• _Requirements_: Extract each line where the string "podcasts" shows up.

---------------

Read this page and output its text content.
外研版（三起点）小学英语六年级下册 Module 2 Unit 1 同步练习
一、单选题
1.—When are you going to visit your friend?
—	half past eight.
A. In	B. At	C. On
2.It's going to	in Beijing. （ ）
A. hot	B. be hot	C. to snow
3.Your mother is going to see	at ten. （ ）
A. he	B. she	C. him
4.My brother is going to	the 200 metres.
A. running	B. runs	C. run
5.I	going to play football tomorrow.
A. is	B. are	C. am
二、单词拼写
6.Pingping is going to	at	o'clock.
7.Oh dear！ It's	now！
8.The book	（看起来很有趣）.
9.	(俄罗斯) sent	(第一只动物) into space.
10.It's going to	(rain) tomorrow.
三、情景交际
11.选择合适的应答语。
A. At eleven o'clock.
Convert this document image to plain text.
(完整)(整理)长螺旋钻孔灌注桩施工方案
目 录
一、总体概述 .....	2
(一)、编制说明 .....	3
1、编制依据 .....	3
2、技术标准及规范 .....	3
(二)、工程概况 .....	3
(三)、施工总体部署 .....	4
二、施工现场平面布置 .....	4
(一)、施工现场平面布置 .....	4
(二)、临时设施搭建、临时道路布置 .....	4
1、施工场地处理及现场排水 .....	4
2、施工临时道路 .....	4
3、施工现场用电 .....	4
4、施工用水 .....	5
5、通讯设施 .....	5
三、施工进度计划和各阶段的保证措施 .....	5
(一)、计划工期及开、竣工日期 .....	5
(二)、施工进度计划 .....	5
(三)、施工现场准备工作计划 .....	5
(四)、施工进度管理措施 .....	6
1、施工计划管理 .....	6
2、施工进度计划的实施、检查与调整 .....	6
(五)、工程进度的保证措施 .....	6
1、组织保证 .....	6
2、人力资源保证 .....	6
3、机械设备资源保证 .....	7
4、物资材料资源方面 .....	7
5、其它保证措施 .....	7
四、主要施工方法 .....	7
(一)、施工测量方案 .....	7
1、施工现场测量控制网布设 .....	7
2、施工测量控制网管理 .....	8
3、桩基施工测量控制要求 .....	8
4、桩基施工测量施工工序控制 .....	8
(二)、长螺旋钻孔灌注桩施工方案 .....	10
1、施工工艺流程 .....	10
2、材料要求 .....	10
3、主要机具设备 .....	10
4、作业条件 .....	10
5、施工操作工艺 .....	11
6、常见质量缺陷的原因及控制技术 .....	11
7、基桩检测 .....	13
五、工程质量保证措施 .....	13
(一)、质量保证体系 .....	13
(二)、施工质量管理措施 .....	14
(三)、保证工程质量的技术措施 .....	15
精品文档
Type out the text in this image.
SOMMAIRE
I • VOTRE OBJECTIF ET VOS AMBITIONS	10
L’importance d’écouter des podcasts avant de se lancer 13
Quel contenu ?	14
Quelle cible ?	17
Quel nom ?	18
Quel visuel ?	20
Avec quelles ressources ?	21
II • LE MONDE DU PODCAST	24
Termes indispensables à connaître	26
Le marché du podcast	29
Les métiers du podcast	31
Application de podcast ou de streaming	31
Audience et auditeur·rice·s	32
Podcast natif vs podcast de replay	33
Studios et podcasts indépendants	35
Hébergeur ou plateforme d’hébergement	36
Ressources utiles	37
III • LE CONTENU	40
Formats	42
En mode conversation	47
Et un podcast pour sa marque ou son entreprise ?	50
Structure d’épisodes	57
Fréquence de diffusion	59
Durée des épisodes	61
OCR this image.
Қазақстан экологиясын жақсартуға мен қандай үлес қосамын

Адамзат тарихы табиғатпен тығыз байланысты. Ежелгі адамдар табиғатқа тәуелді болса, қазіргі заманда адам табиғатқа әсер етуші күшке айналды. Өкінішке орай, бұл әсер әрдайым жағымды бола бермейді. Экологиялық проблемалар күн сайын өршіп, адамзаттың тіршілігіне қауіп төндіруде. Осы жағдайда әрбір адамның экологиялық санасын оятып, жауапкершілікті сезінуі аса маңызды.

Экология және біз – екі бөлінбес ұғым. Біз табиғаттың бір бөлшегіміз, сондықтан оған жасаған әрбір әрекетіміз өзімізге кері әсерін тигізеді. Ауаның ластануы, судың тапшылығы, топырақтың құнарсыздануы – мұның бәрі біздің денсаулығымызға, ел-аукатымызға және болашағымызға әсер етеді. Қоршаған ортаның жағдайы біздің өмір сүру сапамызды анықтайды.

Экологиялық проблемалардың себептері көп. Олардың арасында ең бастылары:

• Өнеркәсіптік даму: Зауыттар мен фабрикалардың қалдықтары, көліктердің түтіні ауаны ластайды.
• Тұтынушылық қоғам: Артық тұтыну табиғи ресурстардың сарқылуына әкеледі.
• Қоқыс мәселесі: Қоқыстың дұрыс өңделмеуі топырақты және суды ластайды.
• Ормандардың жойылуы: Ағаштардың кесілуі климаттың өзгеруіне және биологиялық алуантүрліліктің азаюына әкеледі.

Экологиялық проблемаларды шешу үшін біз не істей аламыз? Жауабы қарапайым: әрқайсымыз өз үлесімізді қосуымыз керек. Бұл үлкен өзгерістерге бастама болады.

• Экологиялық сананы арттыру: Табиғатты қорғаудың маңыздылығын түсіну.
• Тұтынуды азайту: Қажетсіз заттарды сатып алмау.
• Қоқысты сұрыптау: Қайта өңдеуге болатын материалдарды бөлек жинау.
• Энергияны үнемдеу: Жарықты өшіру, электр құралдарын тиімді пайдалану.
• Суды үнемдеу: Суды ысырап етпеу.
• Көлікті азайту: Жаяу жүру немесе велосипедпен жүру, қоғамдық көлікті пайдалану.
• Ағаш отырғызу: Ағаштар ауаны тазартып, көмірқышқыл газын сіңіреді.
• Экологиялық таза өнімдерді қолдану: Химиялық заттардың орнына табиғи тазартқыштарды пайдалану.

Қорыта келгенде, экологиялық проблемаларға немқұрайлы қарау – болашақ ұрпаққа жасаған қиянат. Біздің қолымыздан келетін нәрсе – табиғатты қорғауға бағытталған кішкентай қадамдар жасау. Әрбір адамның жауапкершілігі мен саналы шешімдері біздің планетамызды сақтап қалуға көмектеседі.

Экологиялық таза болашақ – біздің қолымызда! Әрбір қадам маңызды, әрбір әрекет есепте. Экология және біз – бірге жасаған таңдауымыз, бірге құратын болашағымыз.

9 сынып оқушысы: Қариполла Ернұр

---------------

• _Output for this task_:
L’importance d’écouter des podcasts avant de se lancer 13
Studios et podcasts indépendants	35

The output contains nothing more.